__Problem details__: Return the material word for word. Do not include the pictures.

__Exercise input__:
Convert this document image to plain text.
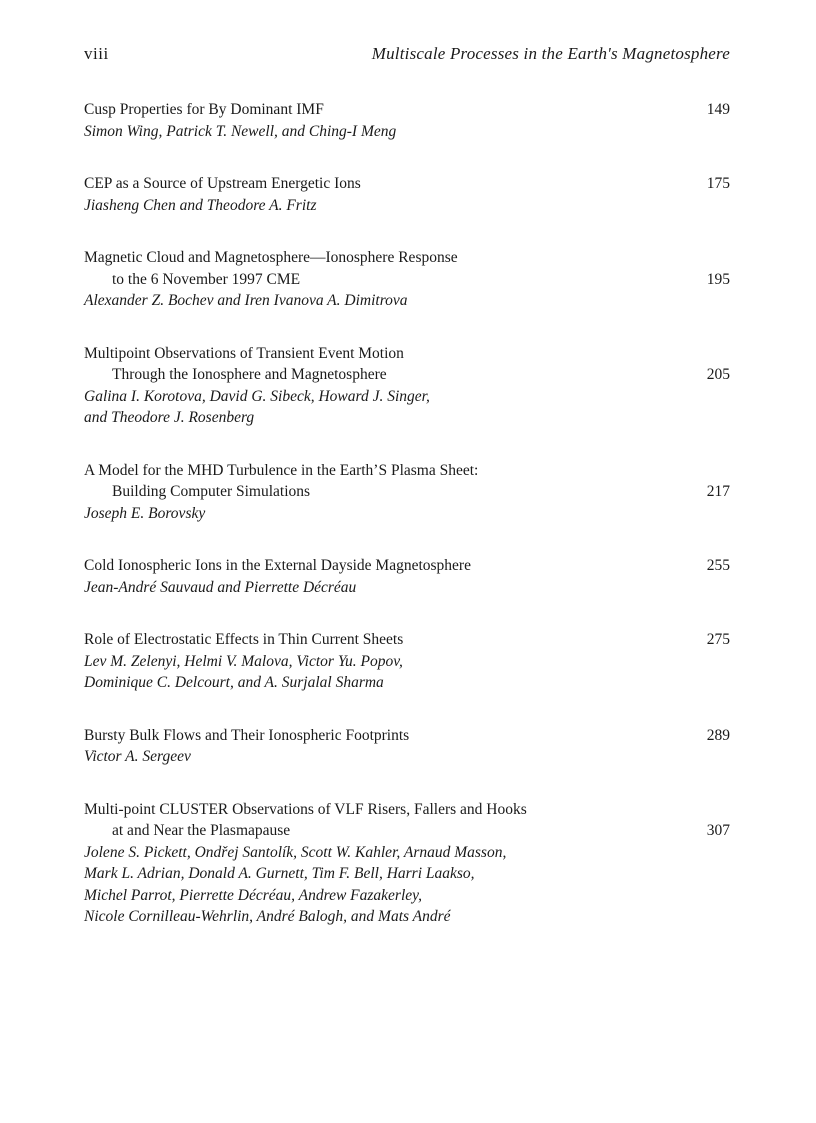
viii	Multiscale Processes in the Earth's Magnetosphere
Cusp Properties for By Dominant IMF	149
Simon Wing, Patrick T. Newell, and Ching-I Meng
CEP as a Source of Upstream Energetic Ions	175
Jiasheng Chen and Theodore A. Fritz
Magnetic Cloud and Magnetosphere—Ionosphere Response
to the 6 November 1997 CME	195
Alexander Z. Bochev and Iren Ivanova A. Dimitrova
Multipoint Observations of Transient Event Motion
Through the Ionosphere and Magnetosphere	205
Galina I. Korotova, David G. Sibeck, Howard J. Singer,
and Theodore J. Rosenberg
A Model for the MHD Turbulence in the Earth’S Plasma Sheet:
Building Computer Simulations	217
Joseph E. Borovsky
Cold Ionospheric Ions in the External Dayside Magnetosphere	255
Jean-André Sauvaud and Pierrette Décréau
Role of Electrostatic Effects in Thin Current Sheets	275
Lev M. Zelenyi, Helmi V. Malova, Victor Yu. Popov,
Dominique C. Delcourt, and A. Surjalal Sharma
Bursty Bulk Flows and Their Ionospheric Footprints	289
Victor A. Sergeev
Multi-point CLUSTER Observations of VLF Risers, Fallers and Hooks
at and Near the Plasmapause	307
Jolene S. Pickett, Ondřej Santolík, Scott W. Kahler, Arnaud Masson,
Mark L. Adrian, Donald A. Gurnett, Tim F. Bell, Harri Laakso,
Michel Parrot, Pierrette Décréau, Andrew Fazakerley,
Nicole Cornilleau-Wehrlin, André Balogh, and Mats André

__Exercise response__:
Convert this document image to plain text.
viii	Multiscale Processes in the Earth's Magnetosphere
Cusp Properties for By Dominant IMF	149
Simon Wing, Patrick T. Newell, and Ching-I Meng
CEP as a Source of Upstream Energetic Ions	175
Jiasheng Chen and Theodore A. Fritz
Magnetic Cloud and Magnetosphere—Ionosphere Response
to the 6 November 1997 CME	195
Alexander Z. Bochev and Iren Ivanova A. Dimitrova
Multipoint Observations of Transient Event Motion
Through the Ionosphere and Magnetosphere	205
Galina I. Korotova, David G. Sibeck, Howard J. Singer,
and Theodore J. Rosenberg
A Model for the MHD Turbulence in the Earth’S Plasma Sheet:
Building Computer Simulations	217
Joseph E. Borovsky
Cold Ionospheric Ions in the External Dayside Magnetosphere	255
Jean-André Sauvaud and Pierrette Décréau
Role of Electrostatic Effects in Thin Current Sheets	275
Lev M. Zelenyi, Helmi V. Malova, Victor Yu. Popov,
Dominique C. Delcourt, and A. Surjalal Sharma
Bursty Bulk Flows and Their Ionospheric Footprints	289
Victor A. Sergeev
Multi-point CLUSTER Observations of VLF Risers, Fallers and Hooks
at and Near the Plasmapause	307
Jolene S. Pickett, Ondřej Santolík, Scott W. Kahler, Arnaud Masson,
Mark L. Adrian, Donald A. Gurnett, Tim F. Bell, Harri Laakso,
Michel Parrot, Pierrette Décréau, Andrew Fazakerley,
Nicole Cornilleau-Wehrlin, André Balogh, and Mats André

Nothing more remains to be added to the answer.